— Objective —
Find how many lines in the material contain "progression"; your answer should be that number alone.

^^^^^^^^

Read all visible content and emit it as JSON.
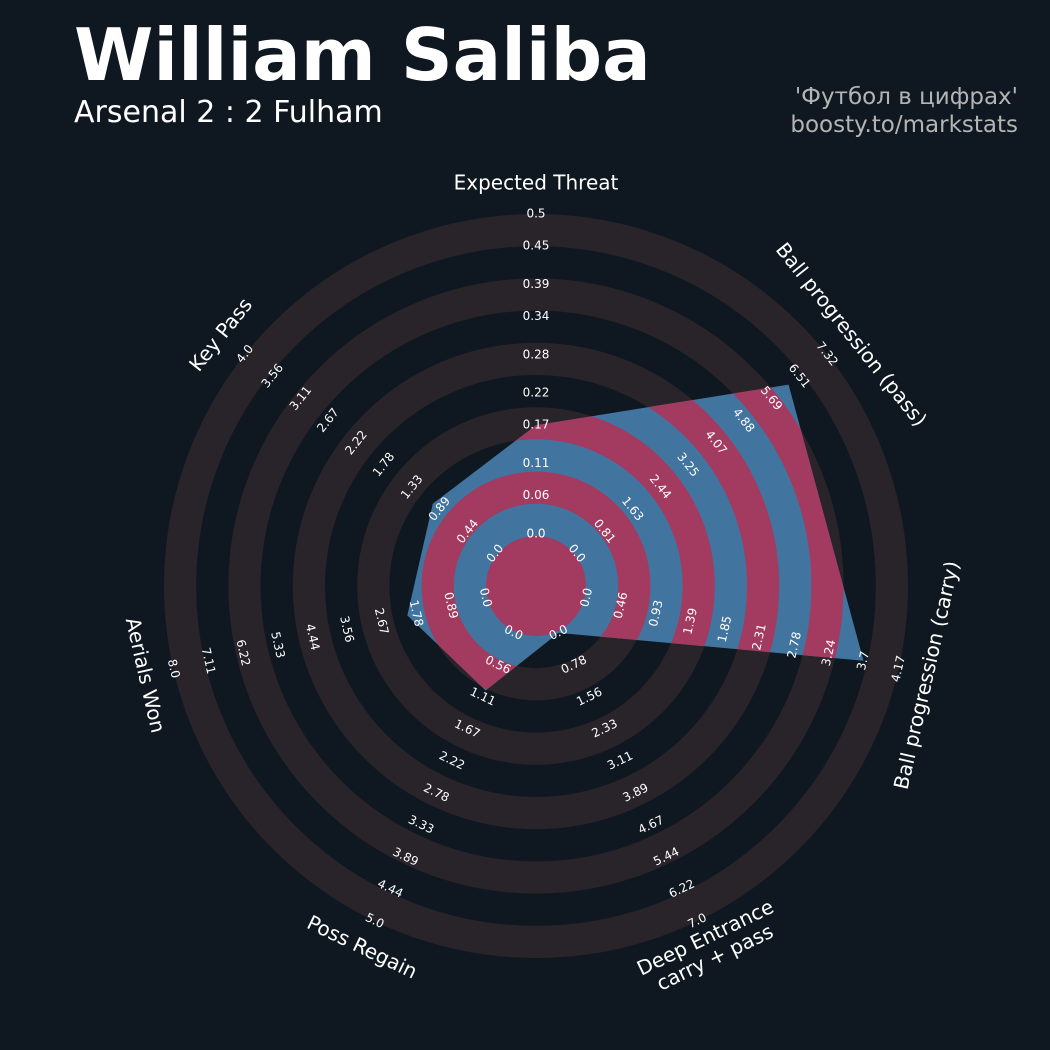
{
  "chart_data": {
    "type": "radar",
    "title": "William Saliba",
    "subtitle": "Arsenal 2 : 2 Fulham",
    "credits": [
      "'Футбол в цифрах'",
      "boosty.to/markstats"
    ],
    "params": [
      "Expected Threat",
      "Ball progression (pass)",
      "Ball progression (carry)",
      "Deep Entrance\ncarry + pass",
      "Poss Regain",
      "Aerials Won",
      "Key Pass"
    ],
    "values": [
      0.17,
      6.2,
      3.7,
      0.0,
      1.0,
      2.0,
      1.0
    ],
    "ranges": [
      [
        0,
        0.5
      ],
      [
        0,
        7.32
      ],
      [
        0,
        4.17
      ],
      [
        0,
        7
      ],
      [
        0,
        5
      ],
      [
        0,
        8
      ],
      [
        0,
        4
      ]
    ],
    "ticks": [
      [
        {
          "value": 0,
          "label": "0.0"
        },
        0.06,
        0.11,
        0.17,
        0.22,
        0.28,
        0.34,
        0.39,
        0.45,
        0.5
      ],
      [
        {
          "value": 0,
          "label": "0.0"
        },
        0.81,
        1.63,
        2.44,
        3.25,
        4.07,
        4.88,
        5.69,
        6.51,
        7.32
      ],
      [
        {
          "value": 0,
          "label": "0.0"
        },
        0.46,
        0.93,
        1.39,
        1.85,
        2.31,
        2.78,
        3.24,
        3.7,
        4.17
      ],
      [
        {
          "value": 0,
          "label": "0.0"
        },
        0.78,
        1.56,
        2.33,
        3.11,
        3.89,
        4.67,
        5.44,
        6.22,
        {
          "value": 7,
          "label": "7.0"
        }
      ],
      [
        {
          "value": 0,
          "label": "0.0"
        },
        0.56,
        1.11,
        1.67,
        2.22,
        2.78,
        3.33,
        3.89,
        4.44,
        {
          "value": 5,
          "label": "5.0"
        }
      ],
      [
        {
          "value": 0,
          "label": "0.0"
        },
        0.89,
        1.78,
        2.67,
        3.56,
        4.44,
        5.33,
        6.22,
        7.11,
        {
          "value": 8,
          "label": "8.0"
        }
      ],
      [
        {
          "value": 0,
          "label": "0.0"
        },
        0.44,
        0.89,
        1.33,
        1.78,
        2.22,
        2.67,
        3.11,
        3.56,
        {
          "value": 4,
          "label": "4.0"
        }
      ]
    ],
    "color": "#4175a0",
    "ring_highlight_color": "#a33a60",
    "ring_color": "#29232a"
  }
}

^^^^^^^^

— Solution to this task —
2